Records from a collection
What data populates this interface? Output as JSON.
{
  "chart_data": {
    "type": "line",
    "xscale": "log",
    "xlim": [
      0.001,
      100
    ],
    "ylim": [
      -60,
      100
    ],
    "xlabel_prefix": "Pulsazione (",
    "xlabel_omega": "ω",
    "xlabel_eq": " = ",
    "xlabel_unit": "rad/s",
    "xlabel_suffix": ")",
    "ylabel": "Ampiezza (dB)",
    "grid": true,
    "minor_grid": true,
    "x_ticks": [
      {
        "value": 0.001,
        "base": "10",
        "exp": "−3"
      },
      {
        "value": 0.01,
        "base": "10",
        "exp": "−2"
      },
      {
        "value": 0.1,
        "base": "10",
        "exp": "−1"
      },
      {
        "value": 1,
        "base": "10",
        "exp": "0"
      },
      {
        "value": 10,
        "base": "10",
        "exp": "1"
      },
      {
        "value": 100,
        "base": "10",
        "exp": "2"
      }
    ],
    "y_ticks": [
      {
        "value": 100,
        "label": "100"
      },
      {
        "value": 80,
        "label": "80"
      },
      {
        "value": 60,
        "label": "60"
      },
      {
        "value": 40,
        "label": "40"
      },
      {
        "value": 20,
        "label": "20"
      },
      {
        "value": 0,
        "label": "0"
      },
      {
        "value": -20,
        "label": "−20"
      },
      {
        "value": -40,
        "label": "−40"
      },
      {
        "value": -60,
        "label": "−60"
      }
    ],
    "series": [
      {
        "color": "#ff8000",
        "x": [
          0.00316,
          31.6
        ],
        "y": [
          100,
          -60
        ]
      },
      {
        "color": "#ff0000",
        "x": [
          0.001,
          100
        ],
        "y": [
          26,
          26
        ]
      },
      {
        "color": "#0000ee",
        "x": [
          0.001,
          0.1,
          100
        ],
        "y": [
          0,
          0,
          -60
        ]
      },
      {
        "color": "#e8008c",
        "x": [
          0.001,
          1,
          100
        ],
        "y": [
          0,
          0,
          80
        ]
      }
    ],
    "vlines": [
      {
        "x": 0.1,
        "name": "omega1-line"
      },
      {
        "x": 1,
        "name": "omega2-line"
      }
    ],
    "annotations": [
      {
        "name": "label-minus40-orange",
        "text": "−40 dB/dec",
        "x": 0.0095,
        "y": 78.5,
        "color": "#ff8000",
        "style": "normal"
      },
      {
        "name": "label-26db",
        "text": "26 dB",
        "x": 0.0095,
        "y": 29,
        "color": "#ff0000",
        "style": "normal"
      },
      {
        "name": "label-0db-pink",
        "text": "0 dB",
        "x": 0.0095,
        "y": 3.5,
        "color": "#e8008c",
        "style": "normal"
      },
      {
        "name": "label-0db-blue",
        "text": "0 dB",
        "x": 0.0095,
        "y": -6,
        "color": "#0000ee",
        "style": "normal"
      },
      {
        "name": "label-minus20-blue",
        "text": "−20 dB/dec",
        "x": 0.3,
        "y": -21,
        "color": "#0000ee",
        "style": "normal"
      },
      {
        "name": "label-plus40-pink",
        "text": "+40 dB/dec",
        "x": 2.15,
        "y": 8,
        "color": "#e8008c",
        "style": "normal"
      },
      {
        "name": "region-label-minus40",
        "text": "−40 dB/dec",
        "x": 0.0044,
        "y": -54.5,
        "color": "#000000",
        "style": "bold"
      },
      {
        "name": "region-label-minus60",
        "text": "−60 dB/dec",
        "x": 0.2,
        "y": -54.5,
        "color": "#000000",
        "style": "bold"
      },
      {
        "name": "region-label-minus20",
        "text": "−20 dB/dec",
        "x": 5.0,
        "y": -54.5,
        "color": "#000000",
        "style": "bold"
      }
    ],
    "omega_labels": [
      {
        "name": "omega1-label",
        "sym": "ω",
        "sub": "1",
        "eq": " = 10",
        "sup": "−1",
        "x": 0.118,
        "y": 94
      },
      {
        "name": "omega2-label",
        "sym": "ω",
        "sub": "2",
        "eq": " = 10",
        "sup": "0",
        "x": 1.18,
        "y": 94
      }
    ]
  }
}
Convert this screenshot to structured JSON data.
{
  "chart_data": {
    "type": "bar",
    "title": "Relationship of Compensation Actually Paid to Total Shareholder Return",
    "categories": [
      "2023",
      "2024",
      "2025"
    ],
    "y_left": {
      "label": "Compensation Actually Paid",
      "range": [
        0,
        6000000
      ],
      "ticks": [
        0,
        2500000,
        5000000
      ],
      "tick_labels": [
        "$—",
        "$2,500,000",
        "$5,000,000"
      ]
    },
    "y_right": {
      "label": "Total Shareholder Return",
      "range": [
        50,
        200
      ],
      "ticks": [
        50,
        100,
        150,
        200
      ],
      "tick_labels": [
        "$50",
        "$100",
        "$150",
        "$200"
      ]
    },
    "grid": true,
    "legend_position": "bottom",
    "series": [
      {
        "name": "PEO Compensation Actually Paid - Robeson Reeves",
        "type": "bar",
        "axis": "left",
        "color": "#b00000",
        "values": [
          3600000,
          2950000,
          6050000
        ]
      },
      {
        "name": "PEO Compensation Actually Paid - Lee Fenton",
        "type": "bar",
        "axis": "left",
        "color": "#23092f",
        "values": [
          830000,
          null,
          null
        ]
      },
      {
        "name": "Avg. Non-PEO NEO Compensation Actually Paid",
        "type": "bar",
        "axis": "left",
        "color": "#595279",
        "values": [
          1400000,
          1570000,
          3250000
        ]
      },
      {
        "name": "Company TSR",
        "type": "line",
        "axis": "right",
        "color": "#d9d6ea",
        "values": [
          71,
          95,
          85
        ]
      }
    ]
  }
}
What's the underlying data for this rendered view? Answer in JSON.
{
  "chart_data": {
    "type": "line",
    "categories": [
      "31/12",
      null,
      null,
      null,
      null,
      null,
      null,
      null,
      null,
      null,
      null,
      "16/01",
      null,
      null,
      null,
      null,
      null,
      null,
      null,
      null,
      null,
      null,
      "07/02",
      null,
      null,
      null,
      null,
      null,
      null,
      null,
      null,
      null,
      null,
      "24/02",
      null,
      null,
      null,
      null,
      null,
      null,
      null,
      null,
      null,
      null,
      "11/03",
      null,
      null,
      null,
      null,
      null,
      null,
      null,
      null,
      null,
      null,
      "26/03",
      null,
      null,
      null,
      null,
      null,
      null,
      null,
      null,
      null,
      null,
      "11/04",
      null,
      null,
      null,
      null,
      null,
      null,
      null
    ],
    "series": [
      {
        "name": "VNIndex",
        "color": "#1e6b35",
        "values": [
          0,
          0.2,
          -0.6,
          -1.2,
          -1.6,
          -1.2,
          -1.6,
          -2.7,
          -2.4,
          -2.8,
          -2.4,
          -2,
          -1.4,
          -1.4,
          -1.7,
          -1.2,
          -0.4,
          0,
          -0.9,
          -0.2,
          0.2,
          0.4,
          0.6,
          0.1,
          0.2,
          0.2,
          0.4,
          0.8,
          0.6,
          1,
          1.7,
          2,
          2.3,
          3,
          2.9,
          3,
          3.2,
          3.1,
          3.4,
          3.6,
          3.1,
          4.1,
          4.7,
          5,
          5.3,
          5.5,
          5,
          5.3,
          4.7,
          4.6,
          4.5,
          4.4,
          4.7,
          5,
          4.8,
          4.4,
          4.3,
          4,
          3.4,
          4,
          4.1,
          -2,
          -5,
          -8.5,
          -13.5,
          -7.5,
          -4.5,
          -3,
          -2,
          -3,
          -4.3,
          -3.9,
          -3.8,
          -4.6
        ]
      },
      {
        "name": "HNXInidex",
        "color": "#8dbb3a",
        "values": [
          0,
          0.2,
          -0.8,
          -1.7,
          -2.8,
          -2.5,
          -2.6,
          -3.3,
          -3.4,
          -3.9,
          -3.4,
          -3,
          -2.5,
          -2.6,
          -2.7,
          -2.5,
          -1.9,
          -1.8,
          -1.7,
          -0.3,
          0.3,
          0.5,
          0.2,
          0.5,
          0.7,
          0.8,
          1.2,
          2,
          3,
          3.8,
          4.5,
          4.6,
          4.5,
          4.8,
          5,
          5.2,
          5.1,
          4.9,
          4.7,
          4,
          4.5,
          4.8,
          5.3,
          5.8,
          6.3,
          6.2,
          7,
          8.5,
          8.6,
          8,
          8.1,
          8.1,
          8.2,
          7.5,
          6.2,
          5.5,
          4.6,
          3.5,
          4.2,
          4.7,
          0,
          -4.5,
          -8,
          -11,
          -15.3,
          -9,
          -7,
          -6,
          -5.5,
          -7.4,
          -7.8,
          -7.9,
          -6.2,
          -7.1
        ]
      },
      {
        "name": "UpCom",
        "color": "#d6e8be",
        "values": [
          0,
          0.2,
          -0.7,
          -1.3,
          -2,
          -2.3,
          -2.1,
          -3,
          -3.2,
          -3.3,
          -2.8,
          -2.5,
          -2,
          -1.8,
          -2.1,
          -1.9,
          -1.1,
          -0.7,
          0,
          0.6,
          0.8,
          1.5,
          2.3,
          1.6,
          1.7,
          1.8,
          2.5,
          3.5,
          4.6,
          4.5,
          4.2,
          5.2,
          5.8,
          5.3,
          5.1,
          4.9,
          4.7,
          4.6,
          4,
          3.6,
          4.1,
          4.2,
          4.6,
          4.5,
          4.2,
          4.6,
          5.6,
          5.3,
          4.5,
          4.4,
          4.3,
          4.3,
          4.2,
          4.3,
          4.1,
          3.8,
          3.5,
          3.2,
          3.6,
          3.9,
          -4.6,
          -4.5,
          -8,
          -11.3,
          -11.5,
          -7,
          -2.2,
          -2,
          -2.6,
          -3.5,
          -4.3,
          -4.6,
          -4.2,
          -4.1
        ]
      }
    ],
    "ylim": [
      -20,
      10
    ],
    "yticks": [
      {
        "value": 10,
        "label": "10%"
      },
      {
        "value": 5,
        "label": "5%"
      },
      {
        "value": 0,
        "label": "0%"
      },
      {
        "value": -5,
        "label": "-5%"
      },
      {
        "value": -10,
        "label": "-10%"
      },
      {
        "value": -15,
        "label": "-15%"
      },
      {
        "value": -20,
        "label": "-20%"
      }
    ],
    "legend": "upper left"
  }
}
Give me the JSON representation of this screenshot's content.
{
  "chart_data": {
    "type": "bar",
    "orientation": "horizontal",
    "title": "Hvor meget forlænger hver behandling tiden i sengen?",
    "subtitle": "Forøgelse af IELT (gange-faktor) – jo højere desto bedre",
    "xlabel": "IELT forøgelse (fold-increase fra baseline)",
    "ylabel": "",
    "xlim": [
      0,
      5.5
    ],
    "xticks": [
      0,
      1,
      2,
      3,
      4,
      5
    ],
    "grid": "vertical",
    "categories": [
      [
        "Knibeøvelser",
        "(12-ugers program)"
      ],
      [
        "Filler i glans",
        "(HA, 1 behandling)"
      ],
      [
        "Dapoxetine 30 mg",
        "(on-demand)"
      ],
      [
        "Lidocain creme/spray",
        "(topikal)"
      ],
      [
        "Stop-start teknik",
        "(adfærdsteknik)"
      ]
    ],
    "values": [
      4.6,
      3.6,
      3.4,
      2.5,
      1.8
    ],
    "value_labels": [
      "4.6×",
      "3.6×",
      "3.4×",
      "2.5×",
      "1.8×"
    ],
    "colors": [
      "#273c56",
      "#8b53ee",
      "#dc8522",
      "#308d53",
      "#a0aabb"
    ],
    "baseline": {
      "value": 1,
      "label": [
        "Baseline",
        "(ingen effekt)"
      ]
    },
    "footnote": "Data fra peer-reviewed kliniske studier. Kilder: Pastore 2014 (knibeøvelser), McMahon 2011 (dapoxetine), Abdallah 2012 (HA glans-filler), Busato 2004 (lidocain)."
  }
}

WORK INSTRUCTIONS: Only lines with the string "region" belong in your answer; copy each one.

FINISHED ANSWER:
        "name": "region-label-minus40",
        "name": "region-label-minus60",
        "name": "region-label-minus20",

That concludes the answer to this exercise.